++++ Excerpted data

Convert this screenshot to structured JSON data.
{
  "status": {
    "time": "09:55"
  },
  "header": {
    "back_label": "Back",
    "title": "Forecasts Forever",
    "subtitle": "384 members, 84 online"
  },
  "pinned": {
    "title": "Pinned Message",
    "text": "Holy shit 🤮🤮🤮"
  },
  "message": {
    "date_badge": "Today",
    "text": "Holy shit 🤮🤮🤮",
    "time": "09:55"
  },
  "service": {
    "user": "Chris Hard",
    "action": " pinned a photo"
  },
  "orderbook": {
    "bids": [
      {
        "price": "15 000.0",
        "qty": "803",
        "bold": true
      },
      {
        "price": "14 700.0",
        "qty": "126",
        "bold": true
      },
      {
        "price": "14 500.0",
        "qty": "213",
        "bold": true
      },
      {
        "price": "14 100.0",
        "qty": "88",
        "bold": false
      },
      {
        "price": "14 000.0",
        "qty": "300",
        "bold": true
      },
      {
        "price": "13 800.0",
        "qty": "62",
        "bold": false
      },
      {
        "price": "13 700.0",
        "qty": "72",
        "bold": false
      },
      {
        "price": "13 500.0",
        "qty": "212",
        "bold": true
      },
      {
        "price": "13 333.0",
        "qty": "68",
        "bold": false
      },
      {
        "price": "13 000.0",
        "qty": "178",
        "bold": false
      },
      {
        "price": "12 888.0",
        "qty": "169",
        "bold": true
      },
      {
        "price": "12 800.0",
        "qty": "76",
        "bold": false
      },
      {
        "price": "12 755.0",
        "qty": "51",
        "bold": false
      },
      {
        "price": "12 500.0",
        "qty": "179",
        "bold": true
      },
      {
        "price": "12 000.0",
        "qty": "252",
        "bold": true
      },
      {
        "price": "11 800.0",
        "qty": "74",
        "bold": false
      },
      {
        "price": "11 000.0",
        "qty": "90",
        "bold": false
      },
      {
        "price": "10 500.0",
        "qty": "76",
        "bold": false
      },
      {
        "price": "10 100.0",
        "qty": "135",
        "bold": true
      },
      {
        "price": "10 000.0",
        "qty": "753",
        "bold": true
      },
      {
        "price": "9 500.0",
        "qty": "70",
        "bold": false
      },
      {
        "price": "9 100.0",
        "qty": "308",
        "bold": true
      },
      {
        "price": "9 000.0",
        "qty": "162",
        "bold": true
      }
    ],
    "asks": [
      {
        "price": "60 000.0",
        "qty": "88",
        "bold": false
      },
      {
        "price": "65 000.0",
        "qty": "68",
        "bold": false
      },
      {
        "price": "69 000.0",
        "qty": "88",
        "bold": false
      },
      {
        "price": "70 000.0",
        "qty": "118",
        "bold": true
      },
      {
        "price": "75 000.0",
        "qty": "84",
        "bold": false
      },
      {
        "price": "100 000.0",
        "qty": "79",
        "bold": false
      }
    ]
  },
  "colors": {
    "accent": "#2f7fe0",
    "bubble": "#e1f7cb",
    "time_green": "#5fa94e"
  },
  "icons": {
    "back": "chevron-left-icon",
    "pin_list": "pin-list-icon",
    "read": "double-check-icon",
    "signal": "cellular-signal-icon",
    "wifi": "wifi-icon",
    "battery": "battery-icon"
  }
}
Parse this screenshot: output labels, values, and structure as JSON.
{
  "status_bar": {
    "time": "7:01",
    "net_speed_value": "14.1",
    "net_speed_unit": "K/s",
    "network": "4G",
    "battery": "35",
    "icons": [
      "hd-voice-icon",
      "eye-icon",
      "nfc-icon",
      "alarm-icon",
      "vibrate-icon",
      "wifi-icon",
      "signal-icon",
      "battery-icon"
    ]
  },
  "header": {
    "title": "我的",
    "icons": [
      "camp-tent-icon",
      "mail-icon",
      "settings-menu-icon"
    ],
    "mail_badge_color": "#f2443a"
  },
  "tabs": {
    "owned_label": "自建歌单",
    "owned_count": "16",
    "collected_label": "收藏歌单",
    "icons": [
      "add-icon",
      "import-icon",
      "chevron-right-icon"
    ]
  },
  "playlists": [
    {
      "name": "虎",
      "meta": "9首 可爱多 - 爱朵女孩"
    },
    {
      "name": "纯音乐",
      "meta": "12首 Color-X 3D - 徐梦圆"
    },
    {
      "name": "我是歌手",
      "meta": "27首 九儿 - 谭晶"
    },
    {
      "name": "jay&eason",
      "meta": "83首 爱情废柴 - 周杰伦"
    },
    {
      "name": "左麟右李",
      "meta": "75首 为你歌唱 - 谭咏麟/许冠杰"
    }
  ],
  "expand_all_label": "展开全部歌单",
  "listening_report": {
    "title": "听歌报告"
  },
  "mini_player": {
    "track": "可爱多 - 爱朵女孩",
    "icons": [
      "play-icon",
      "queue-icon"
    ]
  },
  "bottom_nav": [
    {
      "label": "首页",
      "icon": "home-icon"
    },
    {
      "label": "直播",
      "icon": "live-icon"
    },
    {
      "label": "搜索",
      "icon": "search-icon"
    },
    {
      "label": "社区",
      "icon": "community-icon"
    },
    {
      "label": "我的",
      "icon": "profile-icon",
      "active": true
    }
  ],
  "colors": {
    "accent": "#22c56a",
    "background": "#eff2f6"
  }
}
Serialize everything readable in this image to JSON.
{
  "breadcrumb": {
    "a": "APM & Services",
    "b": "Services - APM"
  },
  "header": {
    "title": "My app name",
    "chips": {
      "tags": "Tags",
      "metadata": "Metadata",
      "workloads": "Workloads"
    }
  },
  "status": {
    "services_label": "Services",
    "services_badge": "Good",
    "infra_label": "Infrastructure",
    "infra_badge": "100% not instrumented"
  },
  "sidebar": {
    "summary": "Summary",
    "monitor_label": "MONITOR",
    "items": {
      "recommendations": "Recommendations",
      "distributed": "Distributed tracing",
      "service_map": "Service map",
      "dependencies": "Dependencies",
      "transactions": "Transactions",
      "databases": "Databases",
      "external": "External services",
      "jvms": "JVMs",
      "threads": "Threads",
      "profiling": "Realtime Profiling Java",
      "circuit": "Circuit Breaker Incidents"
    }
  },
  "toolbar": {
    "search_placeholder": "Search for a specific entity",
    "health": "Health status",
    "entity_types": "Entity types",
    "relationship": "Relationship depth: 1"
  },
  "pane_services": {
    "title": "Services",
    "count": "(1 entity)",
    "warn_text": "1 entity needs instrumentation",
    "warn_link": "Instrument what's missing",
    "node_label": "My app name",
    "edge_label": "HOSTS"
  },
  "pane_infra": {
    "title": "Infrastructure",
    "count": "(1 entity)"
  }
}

++++++++

### Aim
Search the data for the string "JSON" and copy each line where it appears.

### Final answer
Convert this screenshot to structured JSON data.
Parse this screenshot: output labels, values, and structure as JSON.
Serialize everything readable in this image to JSON.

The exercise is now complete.